_REQUIRED WORK:_
Each line that holds the word "Ctrl" should be returned.

.....

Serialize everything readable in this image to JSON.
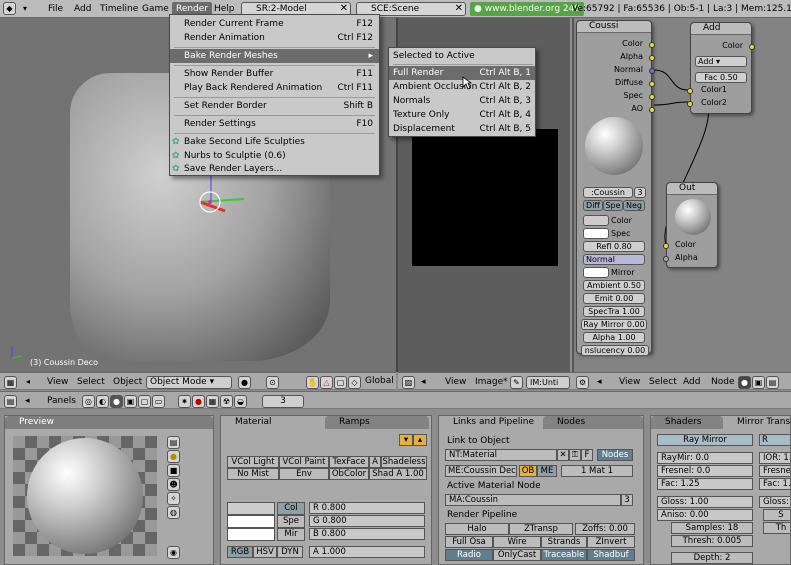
{
  "topbar": {
    "menus": [
      "File",
      "Add",
      "Timeline",
      "Game",
      "Render",
      "Help"
    ],
    "screen": "SR:2-Model",
    "scene": "SCE:Scene",
    "url": "www.blender.org 249",
    "stats": "Ve:65792 | Fa:65536 | Ob:5-1 | La:3 | Mem:125.17M ("
  },
  "render_menu": {
    "items": [
      {
        "label": "Render Current Frame",
        "shortcut": "F12"
      },
      {
        "label": "Render Animation",
        "shortcut": "Ctrl F12"
      },
      {
        "label": "Bake Render Meshes",
        "shortcut": "▸"
      },
      {
        "label": "Show Render Buffer",
        "shortcut": "F11"
      },
      {
        "label": "Play Back Rendered Animation",
        "shortcut": "Ctrl F11"
      },
      {
        "label": "Set Render Border",
        "shortcut": "Shift B"
      },
      {
        "label": "Render Settings",
        "shortcut": "F10"
      },
      {
        "label": "Bake Second Life Sculpties",
        "shortcut": ""
      },
      {
        "label": "Nurbs to Sculptie (0.6)",
        "shortcut": ""
      },
      {
        "label": "Save Render Layers...",
        "shortcut": ""
      }
    ]
  },
  "bake_submenu": {
    "items": [
      {
        "label": "Selected to Active",
        "shortcut": ""
      },
      {
        "label": "Full Render",
        "shortcut": "Ctrl Alt B, 1"
      },
      {
        "label": "Ambient Occlusion",
        "shortcut": "Ctrl Alt B, 2"
      },
      {
        "label": "Normals",
        "shortcut": "Ctrl Alt B, 3"
      },
      {
        "label": "Texture Only",
        "shortcut": "Ctrl Alt B, 4"
      },
      {
        "label": "Displacement",
        "shortcut": "Ctrl Alt B, 5"
      }
    ]
  },
  "viewport": {
    "object_label": "(3) Coussin Deco",
    "header": {
      "view": "View",
      "select": "Select",
      "object": "Object",
      "mode": "Object Mode",
      "orientation": "Global"
    }
  },
  "image_editor": {
    "header": {
      "view": "View",
      "image": "Image*",
      "image_name": "IM:Unti"
    }
  },
  "node_editor": {
    "header": {
      "view": "View",
      "select": "Select",
      "add": "Add",
      "node": "Node"
    },
    "material_node": {
      "title": "Coussi",
      "outputs": [
        "Color",
        "Alpha",
        "Normal",
        "Diffuse",
        "Spec",
        "AO"
      ],
      "material": ":Coussin",
      "users": "3",
      "toggles": [
        "Diff",
        "Spe",
        "Neg"
      ],
      "inputs": [
        "Color",
        "Spec",
        "Refl 0.80",
        "Normal",
        "Mirror",
        "Ambient 0.50",
        "Emit 0.00",
        "SpecTra 1.00",
        "Ray Mirror 0.00",
        "Alpha 1.00",
        "nslucency 0.00"
      ]
    },
    "add_node": {
      "title": "Add",
      "output": "Color",
      "mode": "Add",
      "fac": "Fac 0.50",
      "inputs": [
        "Color1",
        "Color2"
      ]
    },
    "out_node": {
      "title": "Out",
      "inputs": [
        "Color",
        "Alpha"
      ]
    }
  },
  "buttons_header": {
    "panels": "Panels",
    "frame": "3"
  },
  "preview": {
    "tab": "Preview"
  },
  "material_panel": {
    "tabs": [
      "Material",
      "Ramps"
    ],
    "row1": [
      "VCol Light",
      "VCol Paint",
      "TexFace",
      "A",
      "Shadeless"
    ],
    "row2": [
      "No Mist",
      "Env",
      "ObColor",
      "Shad A 1.00"
    ],
    "color_buttons": [
      "Col",
      "Spe",
      "Mir"
    ],
    "sliders": [
      "R 0.800",
      "G 0.800",
      "B 0.800",
      "A 1.000"
    ],
    "modes": [
      "RGB",
      "HSV",
      "DYN"
    ]
  },
  "links_panel": {
    "tabs": [
      "Links and Pipeline",
      "Nodes"
    ],
    "link_to_object": "Link to Object",
    "nt_material": "NT:Material",
    "f_btn": "F",
    "nodes_btn": "Nodes",
    "me_label": "ME:Coussin Deco",
    "ob": "OB",
    "me": "ME",
    "mat_count": "1 Mat 1",
    "active_node": "Active Material Node",
    "ma_label": "MA:Coussin",
    "ma_users": "3",
    "pipeline": "Render Pipeline",
    "pipe_rows": [
      [
        "Halo",
        "ZTransp",
        "Zoffs: 0.00"
      ],
      [
        "Full Osa",
        "Wire",
        "Strands",
        "ZInvert"
      ],
      [
        "Radio",
        "OnlyCast",
        "Traceable",
        "Shadbuf"
      ]
    ]
  },
  "shaders_panel": {
    "tabs": [
      "Shaders",
      "Mirror Transp"
    ],
    "ray_mirror": "Ray Mirror",
    "sliders": [
      "RayMir: 0.0",
      "Fresnel: 0.0",
      "Fac: 1.25",
      "Gloss: 1.00",
      "Aniso: 0.00",
      "Samples: 18",
      "Thresh: 0.005",
      "Depth: 2"
    ],
    "right": [
      "R",
      "IOR: 1.",
      "Fresne",
      "Fac: 1.",
      "Gloss:",
      "S",
      "Th"
    ]
  }
}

.....

_THE ANSWER:_
        "shortcut": "Ctrl F12"
        "shortcut": "Ctrl F11"
        "shortcut": "Ctrl Alt B, 1"
        "shortcut": "Ctrl Alt B, 2"
        "shortcut": "Ctrl Alt B, 3"
        "shortcut": "Ctrl Alt B, 4"
        "shortcut": "Ctrl Alt B, 5"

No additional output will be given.